Short problem
The records that follow must be repeated verbatim, every one of them.

begin Record extracts

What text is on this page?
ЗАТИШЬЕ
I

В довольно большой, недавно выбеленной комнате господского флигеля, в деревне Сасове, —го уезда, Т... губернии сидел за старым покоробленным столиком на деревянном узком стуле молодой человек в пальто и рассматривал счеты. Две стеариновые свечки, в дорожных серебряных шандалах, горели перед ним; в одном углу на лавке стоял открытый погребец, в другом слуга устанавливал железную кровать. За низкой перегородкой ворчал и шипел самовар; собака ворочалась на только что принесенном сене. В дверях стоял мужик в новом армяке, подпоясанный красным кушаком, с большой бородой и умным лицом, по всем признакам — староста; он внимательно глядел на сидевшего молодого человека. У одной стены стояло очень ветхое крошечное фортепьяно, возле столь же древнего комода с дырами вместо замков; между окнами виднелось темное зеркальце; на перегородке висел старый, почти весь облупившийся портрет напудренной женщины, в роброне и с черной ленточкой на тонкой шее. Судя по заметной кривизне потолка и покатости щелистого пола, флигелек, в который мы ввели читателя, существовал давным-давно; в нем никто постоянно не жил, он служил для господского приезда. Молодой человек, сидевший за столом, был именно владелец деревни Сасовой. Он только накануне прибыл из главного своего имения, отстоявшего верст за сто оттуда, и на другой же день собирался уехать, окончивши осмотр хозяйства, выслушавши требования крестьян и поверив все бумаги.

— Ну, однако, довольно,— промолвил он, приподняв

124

end Record extracts

Response to the task
What text is on this page?
ЗАТИШЬЕ
I

В довольно большой, недавно выбеленной комнате господского флигеля, в деревне Сасове, —го уезда, Т... губернии сидел за старым покоробленным столиком на деревянном узком стуле молодой человек в пальто и рассматривал счеты. Две стеариновые свечки, в дорожных серебряных шандалах, горели перед ним; в одном углу на лавке стоял открытый погребец, в другом слуга устанавливал железную кровать. За низкой перегородкой ворчал и шипел самовар; собака ворочалась на только что принесенном сене. В дверях стоял мужик в новом армяке, подпоясанный красным кушаком, с большой бородой и умным лицом, по всем признакам — староста; он внимательно глядел на сидевшего молодого человека. У одной стены стояло очень ветхое крошечное фортепьяно, возле столь же древнего комода с дырами вместо замков; между окнами виднелось темное зеркальце; на перегородке висел старый, почти весь облупившийся портрет напудренной женщины, в роброне и с черной ленточкой на тонкой шее. Судя по заметной кривизне потолка и покатости щелистого пола, флигелек, в который мы ввели читателя, существовал давным-давно; в нем никто постоянно не жил, он служил для господского приезда. Молодой человек, сидевший за столом, был именно владелец деревни Сасовой. Он только накануне прибыл из главного своего имения, отстоявшего верст за сто оттуда, и на другой же день собирался уехать, окончивши осмотр хозяйства, выслушавши требования крестьян и поверив все бумаги.

— Ну, однако, довольно,— промолвил он, приподняв

124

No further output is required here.